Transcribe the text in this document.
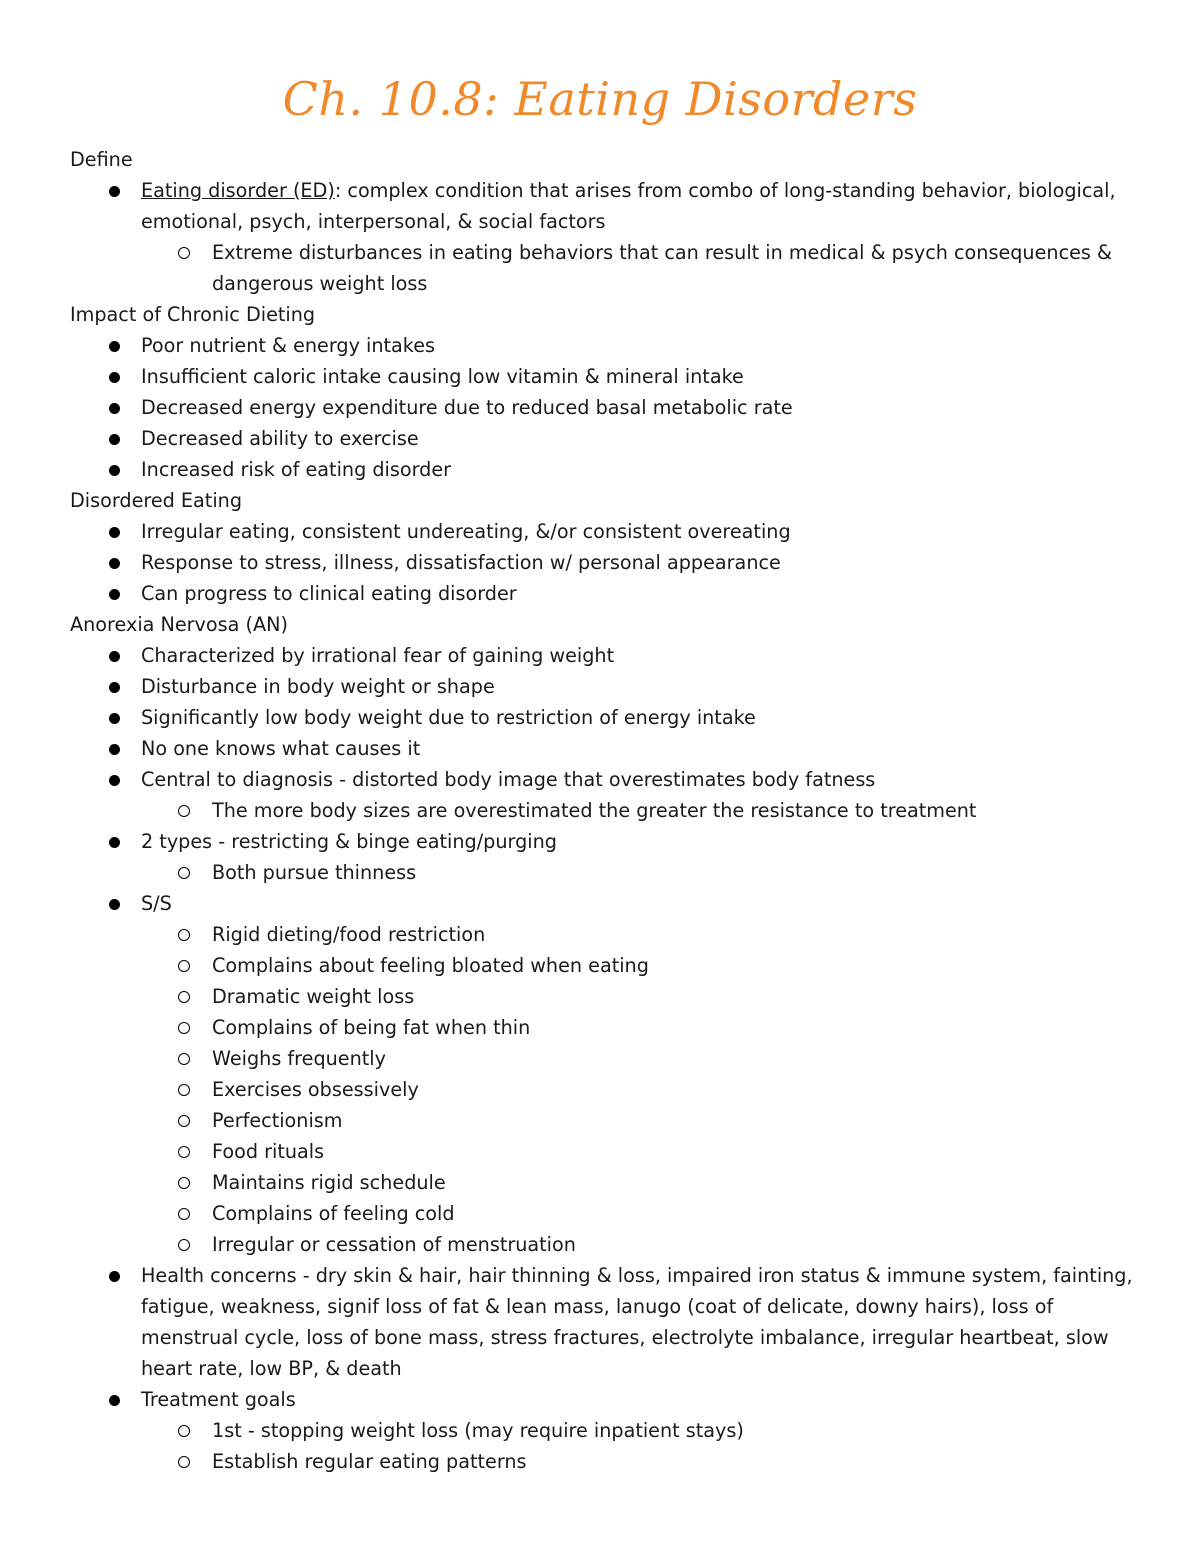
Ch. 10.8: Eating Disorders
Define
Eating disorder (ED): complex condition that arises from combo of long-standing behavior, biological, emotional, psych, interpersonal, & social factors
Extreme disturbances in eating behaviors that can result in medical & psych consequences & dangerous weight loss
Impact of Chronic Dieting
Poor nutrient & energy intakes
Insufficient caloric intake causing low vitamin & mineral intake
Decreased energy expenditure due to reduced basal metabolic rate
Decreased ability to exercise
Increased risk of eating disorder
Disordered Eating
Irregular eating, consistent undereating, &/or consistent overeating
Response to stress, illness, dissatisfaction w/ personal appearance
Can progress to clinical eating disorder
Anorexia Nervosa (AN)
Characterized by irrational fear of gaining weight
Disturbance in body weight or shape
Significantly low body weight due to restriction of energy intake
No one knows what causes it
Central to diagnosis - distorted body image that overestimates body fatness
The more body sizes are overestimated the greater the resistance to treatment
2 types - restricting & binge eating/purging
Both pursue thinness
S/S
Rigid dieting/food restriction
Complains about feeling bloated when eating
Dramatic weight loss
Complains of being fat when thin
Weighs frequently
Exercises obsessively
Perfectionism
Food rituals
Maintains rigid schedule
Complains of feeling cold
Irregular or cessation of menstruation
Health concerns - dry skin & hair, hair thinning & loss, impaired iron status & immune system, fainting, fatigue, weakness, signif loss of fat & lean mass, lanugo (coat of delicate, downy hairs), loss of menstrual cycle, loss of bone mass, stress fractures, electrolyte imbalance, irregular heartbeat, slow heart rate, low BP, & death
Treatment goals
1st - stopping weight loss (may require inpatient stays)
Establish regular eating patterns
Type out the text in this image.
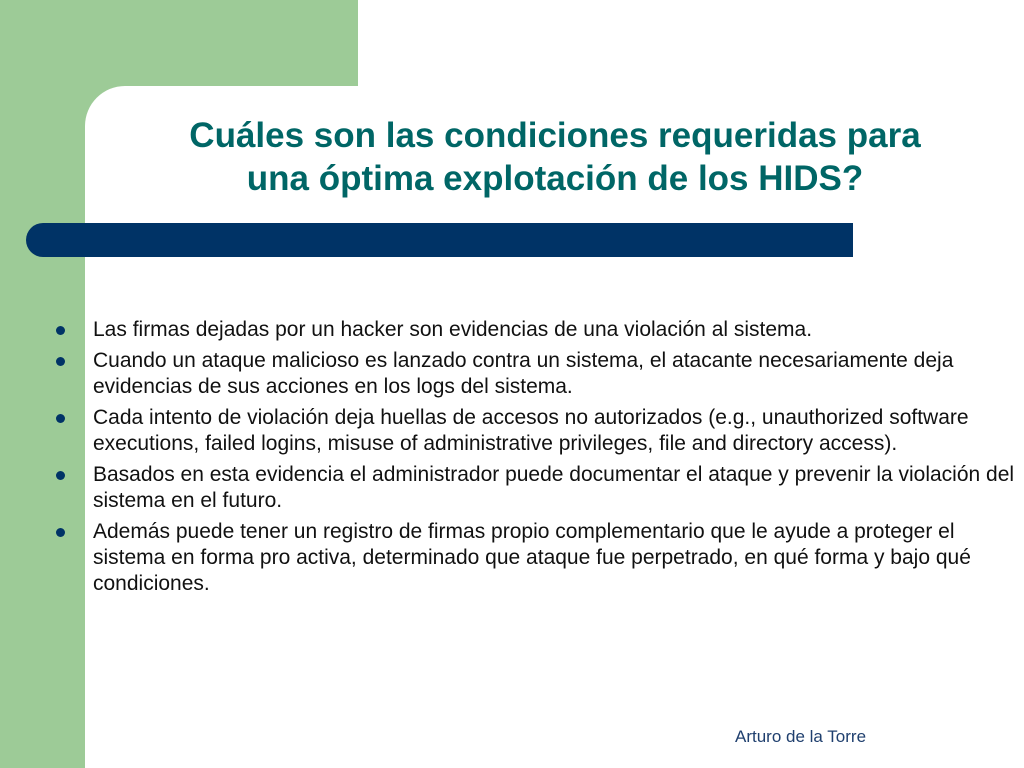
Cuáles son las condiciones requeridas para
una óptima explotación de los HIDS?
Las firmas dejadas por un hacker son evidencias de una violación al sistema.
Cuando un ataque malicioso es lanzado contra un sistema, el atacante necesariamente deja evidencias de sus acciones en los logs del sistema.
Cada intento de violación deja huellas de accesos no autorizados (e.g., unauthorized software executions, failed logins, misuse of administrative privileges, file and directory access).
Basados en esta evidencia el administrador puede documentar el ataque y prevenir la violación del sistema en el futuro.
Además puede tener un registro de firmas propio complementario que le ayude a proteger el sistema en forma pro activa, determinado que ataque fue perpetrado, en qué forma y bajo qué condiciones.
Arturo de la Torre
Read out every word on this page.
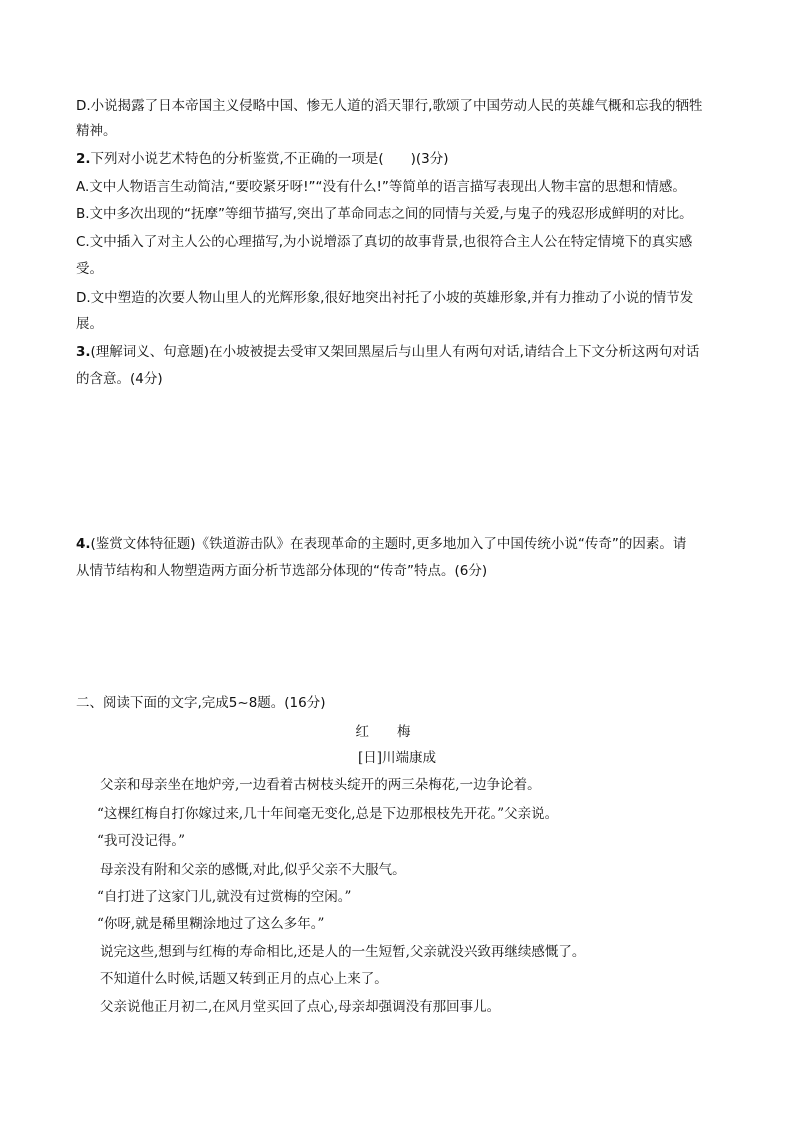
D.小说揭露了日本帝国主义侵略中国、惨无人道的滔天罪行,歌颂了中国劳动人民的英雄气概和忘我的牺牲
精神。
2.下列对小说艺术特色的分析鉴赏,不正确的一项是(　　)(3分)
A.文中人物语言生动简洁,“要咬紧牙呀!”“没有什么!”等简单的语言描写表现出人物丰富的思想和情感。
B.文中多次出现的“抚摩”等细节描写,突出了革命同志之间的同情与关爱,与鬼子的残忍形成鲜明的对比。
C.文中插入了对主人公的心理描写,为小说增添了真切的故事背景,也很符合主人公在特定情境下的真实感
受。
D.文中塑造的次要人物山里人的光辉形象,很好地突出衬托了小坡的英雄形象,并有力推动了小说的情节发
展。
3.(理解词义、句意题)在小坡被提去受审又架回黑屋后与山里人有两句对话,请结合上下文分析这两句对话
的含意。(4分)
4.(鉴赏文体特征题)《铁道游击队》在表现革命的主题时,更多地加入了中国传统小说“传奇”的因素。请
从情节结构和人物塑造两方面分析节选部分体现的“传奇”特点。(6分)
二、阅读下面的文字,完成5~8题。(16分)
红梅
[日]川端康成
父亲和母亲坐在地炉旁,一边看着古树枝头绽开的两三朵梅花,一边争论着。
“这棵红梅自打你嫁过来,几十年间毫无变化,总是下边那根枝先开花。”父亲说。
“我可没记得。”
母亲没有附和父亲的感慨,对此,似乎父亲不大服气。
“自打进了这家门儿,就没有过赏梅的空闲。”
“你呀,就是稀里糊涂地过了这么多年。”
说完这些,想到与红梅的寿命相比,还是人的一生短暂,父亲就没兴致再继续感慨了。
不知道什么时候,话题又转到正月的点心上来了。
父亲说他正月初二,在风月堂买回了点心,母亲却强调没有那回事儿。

The request: All entries are to be retyped exactly. Omit any embedded images.

Correct answer:
Transcribe the text in this document.
Ch. 10.8: Eating Disorders
Define
Eating disorder (ED): complex condition that arises from combo of long-standing behavior, biological, emotional, psych, interpersonal, & social factors
Extreme disturbances in eating behaviors that can result in medical & psych consequences & dangerous weight loss
Impact of Chronic Dieting
Poor nutrient & energy intakes
Insufficient caloric intake causing low vitamin & mineral intake
Decreased energy expenditure due to reduced basal metabolic rate
Decreased ability to exercise
Increased risk of eating disorder
Disordered Eating
Irregular eating, consistent undereating, &/or consistent overeating
Response to stress, illness, dissatisfaction w/ personal appearance
Can progress to clinical eating disorder
Anorexia Nervosa (AN)
Characterized by irrational fear of gaining weight
Disturbance in body weight or shape
Significantly low body weight due to restriction of energy intake
No one knows what causes it
Central to diagnosis - distorted body image that overestimates body fatness
The more body sizes are overestimated the greater the resistance to treatment
2 types - restricting & binge eating/purging
Both pursue thinness
S/S
Rigid dieting/food restriction
Complains about feeling bloated when eating
Dramatic weight loss
Complains of being fat when thin
Weighs frequently
Exercises obsessively
Perfectionism
Food rituals
Maintains rigid schedule
Complains of feeling cold
Irregular or cessation of menstruation
Health concerns - dry skin & hair, hair thinning & loss, impaired iron status & immune system, fainting, fatigue, weakness, signif loss of fat & lean mass, lanugo (coat of delicate, downy hairs), loss of menstrual cycle, loss of bone mass, stress fractures, electrolyte imbalance, irregular heartbeat, slow heart rate, low BP, & death
Treatment goals
1st - stopping weight loss (may require inpatient stays)
Establish regular eating patterns
Type out the text in this image.
Cuáles son las condiciones requeridas para
una óptima explotación de los HIDS?
Las firmas dejadas por un hacker son evidencias de una violación al sistema.
Cuando un ataque malicioso es lanzado contra un sistema, el atacante necesariamente deja evidencias de sus acciones en los logs del sistema.
Cada intento de violación deja huellas de accesos no autorizados (e.g., unauthorized software executions, failed logins, misuse of administrative privileges, file and directory access).
Basados en esta evidencia el administrador puede documentar el ataque y prevenir la violación del sistema en el futuro.
Además puede tener un registro de firmas propio complementario que le ayude a proteger el sistema en forma pro activa, determinado que ataque fue perpetrado, en qué forma y bajo qué condiciones.
Arturo de la Torre
Read out every word on this page.
D.小说揭露了日本帝国主义侵略中国、惨无人道的滔天罪行,歌颂了中国劳动人民的英雄气概和忘我的牺牲
精神。
2.下列对小说艺术特色的分析鉴赏,不正确的一项是(　　)(3分)
A.文中人物语言生动简洁,“要咬紧牙呀!”“没有什么!”等简单的语言描写表现出人物丰富的思想和情感。
B.文中多次出现的“抚摩”等细节描写,突出了革命同志之间的同情与关爱,与鬼子的残忍形成鲜明的对比。
C.文中插入了对主人公的心理描写,为小说增添了真切的故事背景,也很符合主人公在特定情境下的真实感
受。
D.文中塑造的次要人物山里人的光辉形象,很好地突出衬托了小坡的英雄形象,并有力推动了小说的情节发
展。
3.(理解词义、句意题)在小坡被提去受审又架回黑屋后与山里人有两句对话,请结合上下文分析这两句对话
的含意。(4分)
4.(鉴赏文体特征题)《铁道游击队》在表现革命的主题时,更多地加入了中国传统小说“传奇”的因素。请
从情节结构和人物塑造两方面分析节选部分体现的“传奇”特点。(6分)
二、阅读下面的文字,完成5~8题。(16分)
红梅
[日]川端康成
父亲和母亲坐在地炉旁,一边看着古树枝头绽开的两三朵梅花,一边争论着。
“这棵红梅自打你嫁过来,几十年间毫无变化,总是下边那根枝先开花。”父亲说。
“我可没记得。”
母亲没有附和父亲的感慨,对此,似乎父亲不大服气。
“自打进了这家门儿,就没有过赏梅的空闲。”
“你呀,就是稀里糊涂地过了这么多年。”
说完这些,想到与红梅的寿命相比,还是人的一生短暂,父亲就没兴致再继续感慨了。
不知道什么时候,话题又转到正月的点心上来了。
父亲说他正月初二,在风月堂买回了点心,母亲却强调没有那回事儿。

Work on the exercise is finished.